(What you will do): Reproduce every record below word for word, omitting the pictures from your answer.

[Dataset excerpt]
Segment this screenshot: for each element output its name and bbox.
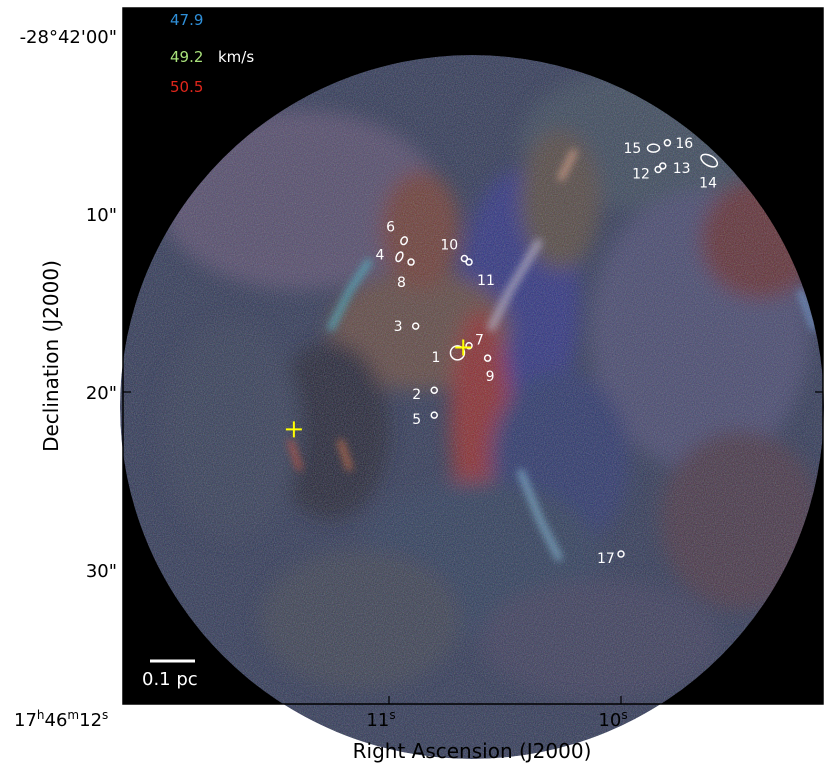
y-tick-label: 30" — [86, 561, 117, 582]
source-label-15: 15 — [623, 141, 641, 157]
ticks-layer: 17h46m12s 11s 10s -28°42'00" 10" 20" 30" — [14, 8, 823, 731]
legend-item-50-5: 50.5 — [170, 78, 203, 96]
source-ellipse-13 — [659, 162, 667, 170]
source-ellipse-5 — [430, 411, 438, 419]
source-label-3: 3 — [394, 319, 403, 335]
source-label-16: 16 — [675, 136, 693, 152]
legend: 47.9 49.2 50.5 km/s — [170, 11, 254, 96]
source-label-11: 11 — [477, 273, 495, 289]
source-ellipse-16 — [663, 139, 672, 147]
y-tick-label: 10" — [86, 205, 117, 226]
source-ellipse-11 — [465, 258, 473, 266]
x-tick-label-12s: 17h46m12s — [14, 708, 108, 731]
source-ellipse-14 — [700, 153, 719, 168]
source-ellipse-15 — [646, 143, 661, 153]
scale-bar: 0.1 pc — [142, 659, 198, 690]
source-ellipse-17 — [617, 550, 625, 558]
y-tick-label: -28°42'00" — [20, 27, 117, 48]
source-label-2: 2 — [412, 387, 421, 403]
source-label-12: 12 — [632, 167, 650, 183]
source-label-6: 6 — [386, 220, 395, 236]
source-label-1: 1 — [431, 350, 440, 366]
rgb-image — [120, 55, 824, 759]
source-label-5: 5 — [412, 412, 421, 428]
source-label-14: 14 — [699, 176, 717, 192]
source-ellipse-10 — [460, 254, 469, 263]
source-ellipse-2 — [430, 386, 438, 394]
source-label-8: 8 — [397, 275, 406, 291]
legend-item-47-9: 47.9 — [170, 11, 203, 29]
legend-unit: km/s — [218, 48, 254, 66]
source-ellipse-8 — [407, 258, 415, 266]
source-ellipse-9 — [483, 354, 492, 362]
source-ellipse-6 — [400, 236, 409, 246]
source-label-17: 17 — [597, 551, 615, 567]
source-label-10: 10 — [440, 238, 458, 254]
source-ellipse-7 — [465, 341, 473, 350]
source-ellipse-4 — [395, 251, 404, 263]
cross-1-marker — [285, 421, 302, 438]
plot-frame — [122, 7, 824, 705]
legend-item-49-2: 49.2 — [170, 48, 203, 66]
scale-bar-label: 0.1 pc — [142, 669, 198, 690]
source-ellipse-12 — [654, 165, 662, 174]
source-label-13: 13 — [673, 161, 691, 177]
x-tick-label-10s: 10s — [598, 708, 627, 731]
cross-2-marker — [455, 339, 472, 356]
y-tick-label: 20" — [86, 383, 117, 404]
x-tick-label-11s: 11s — [366, 708, 395, 731]
source-label-4: 4 — [375, 248, 384, 264]
source-ellipse-1 — [449, 345, 466, 361]
source-label-9: 9 — [486, 369, 495, 385]
y-axis-title: Declination (J2000) — [39, 260, 63, 452]
x-axis-title: Right Ascension (J2000) — [353, 739, 592, 763]
source-label-7: 7 — [475, 333, 484, 349]
source-ellipse-3 — [411, 322, 420, 330]
markers-layer — [285, 339, 472, 438]
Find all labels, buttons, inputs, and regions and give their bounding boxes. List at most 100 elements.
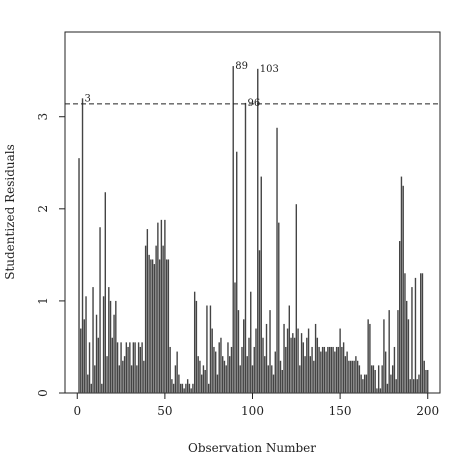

(Answer to this exercise):
Segment this screenshot: for each element output its name and bbox.
y-tick-label: 30" — [86, 561, 117, 582]
source-label-15: 15 — [623, 141, 641, 157]
ticks-layer: 17h46m12s 11s 10s -28°42'00" 10" 20" 30" — [14, 8, 823, 731]
legend-item-50-5: 50.5 — [170, 78, 203, 96]
source-ellipse-13 — [659, 162, 667, 170]
source-ellipse-5 — [430, 411, 438, 419]
source-label-3: 3 — [394, 319, 403, 335]
source-label-16: 16 — [675, 136, 693, 152]
legend: 47.9 49.2 50.5 km/s — [170, 11, 254, 96]
source-label-11: 11 — [477, 273, 495, 289]
source-ellipse-16 — [663, 139, 672, 147]
y-tick-label: 10" — [86, 205, 117, 226]
source-ellipse-11 — [465, 258, 473, 266]
x-tick-label-12s: 17h46m12s — [14, 708, 108, 731]
source-ellipse-14 — [700, 153, 719, 168]
source-ellipse-15 — [646, 143, 661, 153]
scale-bar: 0.1 pc — [142, 659, 198, 690]
source-ellipse-17 — [617, 550, 625, 558]
y-tick-label: -28°42'00" — [20, 27, 117, 48]
source-label-2: 2 — [412, 387, 421, 403]
source-label-12: 12 — [632, 167, 650, 183]
source-label-6: 6 — [386, 220, 395, 236]
source-label-1: 1 — [431, 350, 440, 366]
rgb-image — [120, 55, 824, 759]
source-label-5: 5 — [412, 412, 421, 428]
source-label-14: 14 — [699, 176, 717, 192]
source-ellipse-10 — [460, 254, 469, 263]
source-ellipse-2 — [430, 386, 438, 394]
source-label-8: 8 — [397, 275, 406, 291]
legend-item-47-9: 47.9 — [170, 11, 203, 29]
legend-unit: km/s — [218, 48, 254, 66]
source-ellipse-8 — [407, 258, 415, 266]
source-ellipse-9 — [483, 354, 492, 362]
source-ellipse-6 — [400, 236, 409, 246]
source-label-17: 17 — [597, 551, 615, 567]
source-label-10: 10 — [440, 238, 458, 254]
source-ellipse-7 — [465, 341, 473, 350]
source-ellipse-4 — [395, 251, 404, 263]
cross-1-marker — [285, 421, 302, 438]
plot-frame — [122, 7, 824, 705]
legend-item-49-2: 49.2 — [170, 48, 203, 66]
scale-bar-label: 0.1 pc — [142, 669, 198, 690]
source-ellipse-12 — [654, 165, 662, 174]
source-label-13: 13 — [673, 161, 691, 177]
x-tick-label-10s: 10s — [598, 708, 627, 731]
cross-2-marker — [455, 339, 472, 356]
y-tick-label: 20" — [86, 383, 117, 404]
x-tick-label-11s: 11s — [366, 708, 395, 731]
source-label-4: 4 — [375, 248, 384, 264]
source-ellipse-1 — [449, 345, 466, 361]
source-label-9: 9 — [486, 369, 495, 385]
y-axis-title: Declination (J2000) — [39, 260, 63, 452]
x-axis-title: Right Ascension (J2000) — [353, 739, 592, 763]
source-label-7: 7 — [475, 333, 484, 349]
source-ellipse-3 — [411, 322, 420, 330]
markers-layer — [285, 339, 472, 438]
Find all labels, buttons, inputs, and regions and give their bounding boxes. List at most 100 elements.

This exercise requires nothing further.